Text segment
=== Section Start ===
The present study must be considered in the context of several limitations. First, this study was comprised of predominantly white, middle class girls from the northeastern United States and therefore has limited generalizability. Thus, future research is needed to examine these associations across racial/ethnic minority groups, geographic localities, socioeconomic groups, and among boys so that comparisons can be made across groups. Second, this study only captured data from pre-adolescence to early adolescence (ages 8–14 at baseline). Although future research is needed to examine earlier associations and developmental trajectories into adulthood, the cross-sectional relationships between depression and peer victimization were similar across time points indicating a relatively stable association that may generalize to other age cohorts. In addition, the current study utilized continuous depressive symptoms, and future research should examine peer victimization in relation to diagnosed depression—perhaps both before and after treatment to determine whether reductions in depression are associated with later decreases in peer victimization. Finally, this study did not include observational or behavioral measures of depression. Therefore, we are unable to distinguish between observed and perceived experiences of peer victimization and depression. Further research on depression-related behaviors, especially in the context of peer interactions, may help identify mechanisms of the relationships between specific depressive symptoms and peer victimization.

In conclusion, this study provides important insight into the prospective relationship between depressive symptoms and peer victimization. Overall, findings support a model whereby depressive symptoms influence peer victimization. Further, specific symptom dimensions show differential impacts on OV, RV, and PS. However, additional research is needed to further illuminate the mechanisms of these effects. Given the importance of peer relationships in child development and long-term outcomes, continued research and clinical intervention is warranted.

Summary

Peer victimization, including both overt behaviors and more indirect relational aggression, is a major issue in school aged children and adolescents. Prior research has demonstrated a relationship between peer victimization and depression. While research has consistently shown that internalizing symptoms predict peer victimization, longitudinal studies examining the impact of peer victimization on depressive symptoms have yielded mixed results. Further, no studies to date have considered potential relationships among specific facets of peer victimization and depressive symptoms. Thus, the current study examined how specific aspects of peer victimization and subtypes of depressive symptoms are related over a two-year period. Adolescent females (N = 265) completed a questionnaire battery at baseline and two-year follow-up, as part of a larger longitudinal study. Results indicated that baseline depressive symptoms prospectively predict peer overt victimization, relational victimization, and decreased prosocial behaviors at follow-up; baseline peer victimization did not predict depressive symptoms at follow-up. Further, results demonstrate the differential predictive value of specific depressive symptoms for overt vs. relational aggression and decreased prosocial behavior. Whereas anhedonic symptoms and ineffectiveness were the strongest predictors of overt victimization and decreased prosocial behavior, negative self-esteem best predicted increased relational victimization. Taken together, this study provides insight into the impact of depressive symptoms on peer victimization and the importance of addressing peer relations in the context of treatment for adolescent depression.
=== Section End ===
Data extracts
=== Section Start ===
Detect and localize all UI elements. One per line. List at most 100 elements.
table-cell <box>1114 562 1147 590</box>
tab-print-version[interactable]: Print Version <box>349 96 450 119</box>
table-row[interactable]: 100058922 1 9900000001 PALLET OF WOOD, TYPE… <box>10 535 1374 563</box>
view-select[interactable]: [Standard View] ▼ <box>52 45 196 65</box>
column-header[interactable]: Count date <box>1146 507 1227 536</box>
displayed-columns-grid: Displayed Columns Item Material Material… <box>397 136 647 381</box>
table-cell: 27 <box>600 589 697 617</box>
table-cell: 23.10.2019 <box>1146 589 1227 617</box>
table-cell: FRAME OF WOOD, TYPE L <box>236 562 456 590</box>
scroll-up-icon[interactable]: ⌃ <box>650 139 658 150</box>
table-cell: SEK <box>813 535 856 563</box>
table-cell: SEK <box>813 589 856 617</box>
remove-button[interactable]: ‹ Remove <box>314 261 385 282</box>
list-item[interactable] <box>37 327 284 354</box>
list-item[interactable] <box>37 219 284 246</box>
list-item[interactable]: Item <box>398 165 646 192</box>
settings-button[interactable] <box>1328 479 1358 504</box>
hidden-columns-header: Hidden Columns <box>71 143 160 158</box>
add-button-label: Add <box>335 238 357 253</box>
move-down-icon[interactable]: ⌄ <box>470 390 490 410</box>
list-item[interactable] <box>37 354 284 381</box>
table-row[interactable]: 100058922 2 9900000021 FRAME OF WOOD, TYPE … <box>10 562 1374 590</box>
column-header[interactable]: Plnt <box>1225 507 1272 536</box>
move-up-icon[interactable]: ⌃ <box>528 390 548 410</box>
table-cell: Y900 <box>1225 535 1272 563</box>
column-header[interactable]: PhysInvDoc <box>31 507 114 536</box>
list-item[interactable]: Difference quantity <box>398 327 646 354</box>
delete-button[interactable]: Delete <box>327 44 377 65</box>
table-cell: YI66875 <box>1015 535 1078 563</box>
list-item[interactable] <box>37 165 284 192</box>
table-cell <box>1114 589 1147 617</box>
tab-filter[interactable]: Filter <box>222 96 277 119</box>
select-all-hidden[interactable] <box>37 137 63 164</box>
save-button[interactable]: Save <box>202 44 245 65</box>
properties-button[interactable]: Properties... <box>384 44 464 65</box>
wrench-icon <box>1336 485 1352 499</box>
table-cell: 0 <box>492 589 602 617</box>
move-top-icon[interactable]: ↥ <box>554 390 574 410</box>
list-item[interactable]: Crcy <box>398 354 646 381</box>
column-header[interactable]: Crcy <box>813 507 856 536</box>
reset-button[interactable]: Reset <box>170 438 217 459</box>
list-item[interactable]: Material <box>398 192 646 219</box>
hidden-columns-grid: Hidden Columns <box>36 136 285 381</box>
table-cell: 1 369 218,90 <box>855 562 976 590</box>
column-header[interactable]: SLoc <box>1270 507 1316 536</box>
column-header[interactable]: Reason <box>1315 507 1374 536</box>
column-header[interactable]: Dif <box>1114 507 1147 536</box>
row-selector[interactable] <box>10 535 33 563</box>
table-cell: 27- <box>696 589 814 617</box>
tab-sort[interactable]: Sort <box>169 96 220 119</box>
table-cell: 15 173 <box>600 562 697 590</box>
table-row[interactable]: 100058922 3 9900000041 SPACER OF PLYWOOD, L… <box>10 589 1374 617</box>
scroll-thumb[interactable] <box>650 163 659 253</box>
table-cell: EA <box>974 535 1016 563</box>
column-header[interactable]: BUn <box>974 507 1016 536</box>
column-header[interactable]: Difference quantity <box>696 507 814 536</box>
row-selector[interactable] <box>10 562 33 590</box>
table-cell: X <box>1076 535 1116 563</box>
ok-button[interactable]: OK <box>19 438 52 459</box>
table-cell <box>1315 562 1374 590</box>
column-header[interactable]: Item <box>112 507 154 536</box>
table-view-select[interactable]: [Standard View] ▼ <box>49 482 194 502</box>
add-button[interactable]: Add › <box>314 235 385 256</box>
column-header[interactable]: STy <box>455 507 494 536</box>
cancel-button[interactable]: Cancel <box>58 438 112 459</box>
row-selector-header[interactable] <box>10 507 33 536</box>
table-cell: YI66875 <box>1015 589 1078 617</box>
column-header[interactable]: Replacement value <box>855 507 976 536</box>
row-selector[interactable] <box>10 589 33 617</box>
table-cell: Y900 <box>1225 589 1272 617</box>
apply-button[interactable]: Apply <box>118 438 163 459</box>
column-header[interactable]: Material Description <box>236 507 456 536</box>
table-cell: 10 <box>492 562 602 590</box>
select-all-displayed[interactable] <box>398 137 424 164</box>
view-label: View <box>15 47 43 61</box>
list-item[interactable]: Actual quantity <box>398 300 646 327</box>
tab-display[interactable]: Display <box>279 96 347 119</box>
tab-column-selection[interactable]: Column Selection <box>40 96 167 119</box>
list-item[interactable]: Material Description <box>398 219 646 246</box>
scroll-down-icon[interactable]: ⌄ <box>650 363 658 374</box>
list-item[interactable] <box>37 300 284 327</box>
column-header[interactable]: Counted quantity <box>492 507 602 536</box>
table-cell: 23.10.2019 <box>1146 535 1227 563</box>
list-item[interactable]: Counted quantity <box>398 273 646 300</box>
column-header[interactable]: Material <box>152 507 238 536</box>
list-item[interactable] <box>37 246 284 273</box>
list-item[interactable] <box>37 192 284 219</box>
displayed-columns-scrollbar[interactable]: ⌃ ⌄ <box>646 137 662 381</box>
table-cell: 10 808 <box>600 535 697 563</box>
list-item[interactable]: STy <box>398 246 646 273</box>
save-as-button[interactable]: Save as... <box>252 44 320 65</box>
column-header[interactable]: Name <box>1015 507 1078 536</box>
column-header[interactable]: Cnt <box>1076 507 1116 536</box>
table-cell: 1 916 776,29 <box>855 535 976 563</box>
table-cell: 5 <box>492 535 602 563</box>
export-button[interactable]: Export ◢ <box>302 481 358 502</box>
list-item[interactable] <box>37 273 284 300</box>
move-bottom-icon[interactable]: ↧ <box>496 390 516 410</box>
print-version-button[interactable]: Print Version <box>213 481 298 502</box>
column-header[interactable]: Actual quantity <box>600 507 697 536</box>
=== Section End ===
Aim of the task
Write out the text on depression and peer victimization again, starting at "In conclusion, this" and ending at "intervention is warranted.", and switch each "peer victimization" to "peer harassment".

Finished exercise
In conclusion, this study provides important insight into the prospective relationship between depressive symptoms and peer harassment. Overall, findings support a model whereby depressive symptoms influence peer harassment. Further, specific symptom dimensions show differential impacts on OV, RV, and PS. However, additional research is needed to further illuminate the mechanisms of these effects. Given the importance of peer relationships in child development and long-term outcomes, continued research and clinical intervention is warranted.